▶ **TUJUAN TUGAS**: Tolong sambung berita di bawah tentang penangkapan dua terduga teroris di Poso, mulai tepat setelah kalimat terakhirnya.

JAKARTA —
Kepala Biro Penerangan Masyarakat Divisi Humas Polri, Brigadir Jenderal Polisi Boy Rafli Amar di Jakarta Sabtu (3/11) menjelaskan, dua terduga teroris yang ditangkap Tim Densus 88 Antiteroris di Desa Kayamanya, Poso, Sulawesi Tengah diduga terkait jaringan teroris yang paling dicari aparat kepolisian, yakni jaringan Santoso. Selain itu, menurut Boy Rafli Amar, keduanya juga diduga turut andil dalam rangkaian teror di Palu.
"Tim Densus 88 bersama dengan Polda Sulteng menangkap dua terduga tindak pidana terorisme yaitu berinisial MY dan K. Ini merupakan hasil dari pemeriksaan tersangka teror yang sebelumnya," ungkap Boy Rafli Anwar. "Mereka ini terkait dengan rencana aksi teror dan beberapa tindak pidana teror di Palu. Mereka juga ikut dalam memfasilitasi pelatihan teror di Poso termasuk juga diduga ikut bersama saudara Santoso, buron pelaku teror di Poso dan Palu Sulawesi tengah," lanjutnya.
Boy Rafli menambahkan dalam upaya penangkapan kedua teroris itu, tim densus 88 terpaksa menembak salah seorang terduga teroris yang melemparkan sebuah bom rakitan ke arah petugas.

Entri Tersimpan

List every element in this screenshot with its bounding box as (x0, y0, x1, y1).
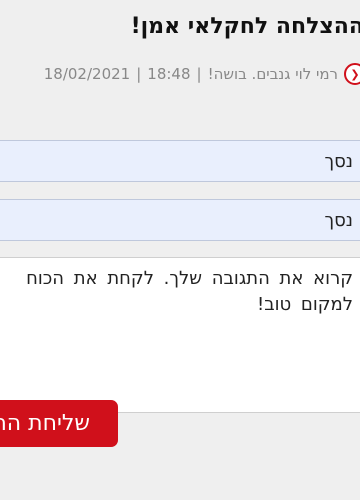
comment-title: ההצלחה לחקלאי אמן! (130, 14, 360, 39)
comment-body-line: קרוא את התגובה שלך. לקחת את הכוח (26, 268, 353, 289)
author-name: רמי לוי גנבים. בושה! (207, 65, 338, 83)
email-field[interactable]: נסך (0, 199, 360, 241)
name-field[interactable]: נסך (0, 140, 360, 182)
comment-meta: ❮ רמי לוי גנבים. בושה! | 18:48 | 18/02/2… (0, 63, 360, 85)
comment-date: 18/02/2021 (43, 65, 131, 83)
email-field-value: נסך (324, 209, 353, 231)
comment-time: 18:48 (147, 65, 191, 83)
submit-comment-button[interactable]: שליחת התגובה (0, 400, 118, 447)
meta-separator: | (136, 65, 142, 83)
comment-body-line: למקום טוב! (257, 294, 353, 315)
meta-separator: | (196, 65, 202, 83)
submit-button-label: שליחת התגובה (0, 411, 90, 436)
comment-body-textarea[interactable]: קרוא את התגובה שלך. לקחת את הכוח למקום ט… (0, 257, 360, 413)
name-field-value: נסך (324, 150, 353, 172)
circle-arrow-icon: ❮ (344, 63, 360, 85)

▶ **JAWABAN**:
"Pada saat aparat melakukan pengepungan sebuah rumah tempat lokasi dua terduga teroris itu tinggal, salah seorang diantara mereka yang berinisial K, mencoba meloloskan diri sambil melemparkan bom rakitan berbentuk pipa bahan peledak. Maka dengan terpaksa petugas melumpuhkan yang bersangkutan,' jelas Boy Rafli.
Kontak Tembak Polisi dengan Kelompok Bersenjata di Poso
Usai penangkapan, para warga sekitar bersama keluarga terduga teroris melakukan aksi protes ke Polres Poso serta meminta jenazah K agar tidak dibawa ke Palu atau Jakarta untuk di lakukan otopsi. Warga menginginkan agar jenazah dikembalikan ke keluarga. Sempat terjadi kontak tembak antara aparat polisi dengan kelompok bersenjata di seputar wilayah Kelurahan Kayamanya Poso Kota dan Jalur transportasi trans Sulawesi.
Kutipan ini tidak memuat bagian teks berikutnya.